* begin GIVEN INFORMATION *

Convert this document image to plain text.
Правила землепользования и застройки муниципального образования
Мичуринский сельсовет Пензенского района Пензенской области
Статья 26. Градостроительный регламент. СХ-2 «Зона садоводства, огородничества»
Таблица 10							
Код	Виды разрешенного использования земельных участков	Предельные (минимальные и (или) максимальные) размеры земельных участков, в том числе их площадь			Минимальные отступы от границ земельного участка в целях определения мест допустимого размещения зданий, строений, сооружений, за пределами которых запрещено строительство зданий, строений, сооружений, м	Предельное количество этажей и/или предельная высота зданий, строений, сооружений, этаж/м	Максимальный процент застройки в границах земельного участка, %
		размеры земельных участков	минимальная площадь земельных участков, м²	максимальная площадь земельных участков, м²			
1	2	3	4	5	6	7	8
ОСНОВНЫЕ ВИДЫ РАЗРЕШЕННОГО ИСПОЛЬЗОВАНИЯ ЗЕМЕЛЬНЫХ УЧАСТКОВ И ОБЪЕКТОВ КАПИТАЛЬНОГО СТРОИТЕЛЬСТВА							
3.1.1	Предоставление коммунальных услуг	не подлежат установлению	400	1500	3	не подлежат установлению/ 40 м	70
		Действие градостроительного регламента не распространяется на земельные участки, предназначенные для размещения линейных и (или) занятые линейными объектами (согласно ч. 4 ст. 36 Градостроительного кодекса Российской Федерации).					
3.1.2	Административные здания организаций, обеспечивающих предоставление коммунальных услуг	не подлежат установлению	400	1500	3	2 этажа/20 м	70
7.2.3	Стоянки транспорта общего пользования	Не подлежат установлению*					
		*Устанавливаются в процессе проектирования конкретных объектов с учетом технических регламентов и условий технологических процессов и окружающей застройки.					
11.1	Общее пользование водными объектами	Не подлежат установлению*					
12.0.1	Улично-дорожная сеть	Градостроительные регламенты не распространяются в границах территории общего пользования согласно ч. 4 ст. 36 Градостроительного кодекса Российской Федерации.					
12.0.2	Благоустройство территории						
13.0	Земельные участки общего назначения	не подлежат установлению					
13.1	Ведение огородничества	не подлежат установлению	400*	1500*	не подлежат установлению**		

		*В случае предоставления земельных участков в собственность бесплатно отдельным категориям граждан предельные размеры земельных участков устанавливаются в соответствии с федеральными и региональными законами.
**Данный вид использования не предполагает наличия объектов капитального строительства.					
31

* end GIVEN INFORMATION *

WRITTEN TASK
Copy the records above exactly.

WORKED ANSWER
Convert this document image to plain text.
Правила землепользования и застройки муниципального образования
Мичуринский сельсовет Пензенского района Пензенской области
Статья 26. Градостроительный регламент. СХ-2 «Зона садоводства, огородничества»
Таблица 10							
Код	Виды разрешенного использования земельных участков	Предельные (минимальные и (или) максимальные) размеры земельных участков, в том числе их площадь			Минимальные отступы от границ земельного участка в целях определения мест допустимого размещения зданий, строений, сооружений, за пределами которых запрещено строительство зданий, строений, сооружений, м	Предельное количество этажей и/или предельная высота зданий, строений, сооружений, этаж/м	Максимальный процент застройки в границах земельного участка, %
		размеры земельных участков	минимальная площадь земельных участков, м²	максимальная площадь земельных участков, м²			
1	2	3	4	5	6	7	8
ОСНОВНЫЕ ВИДЫ РАЗРЕШЕННОГО ИСПОЛЬЗОВАНИЯ ЗЕМЕЛЬНЫХ УЧАСТКОВ И ОБЪЕКТОВ КАПИТАЛЬНОГО СТРОИТЕЛЬСТВА							
3.1.1	Предоставление коммунальных услуг	не подлежат установлению	400	1500	3	не подлежат установлению/ 40 м	70
		Действие градостроительного регламента не распространяется на земельные участки, предназначенные для размещения линейных и (или) занятые линейными объектами (согласно ч. 4 ст. 36 Градостроительного кодекса Российской Федерации).					
3.1.2	Административные здания организаций, обеспечивающих предоставление коммунальных услуг	не подлежат установлению	400	1500	3	2 этажа/20 м	70
7.2.3	Стоянки транспорта общего пользования	Не подлежат установлению*					
		*Устанавливаются в процессе проектирования конкретных объектов с учетом технических регламентов и условий технологических процессов и окружающей застройки.					
11.1	Общее пользование водными объектами	Не подлежат установлению*					
12.0.1	Улично-дорожная сеть	Градостроительные регламенты не распространяются в границах территории общего пользования согласно ч. 4 ст. 36 Градостроительного кодекса Российской Федерации.					
12.0.2	Благоустройство территории						
13.0	Земельные участки общего назначения	не подлежат установлению					
13.1	Ведение огородничества	не подлежат установлению	400*	1500*	не подлежат установлению**		

		*В случае предоставления земельных участков в собственность бесплатно отдельным категориям граждан предельные размеры земельных участков устанавливаются в соответствии с федеральными и региональными законами.
**Данный вид использования не предполагает наличия объектов капитального строительства.					
31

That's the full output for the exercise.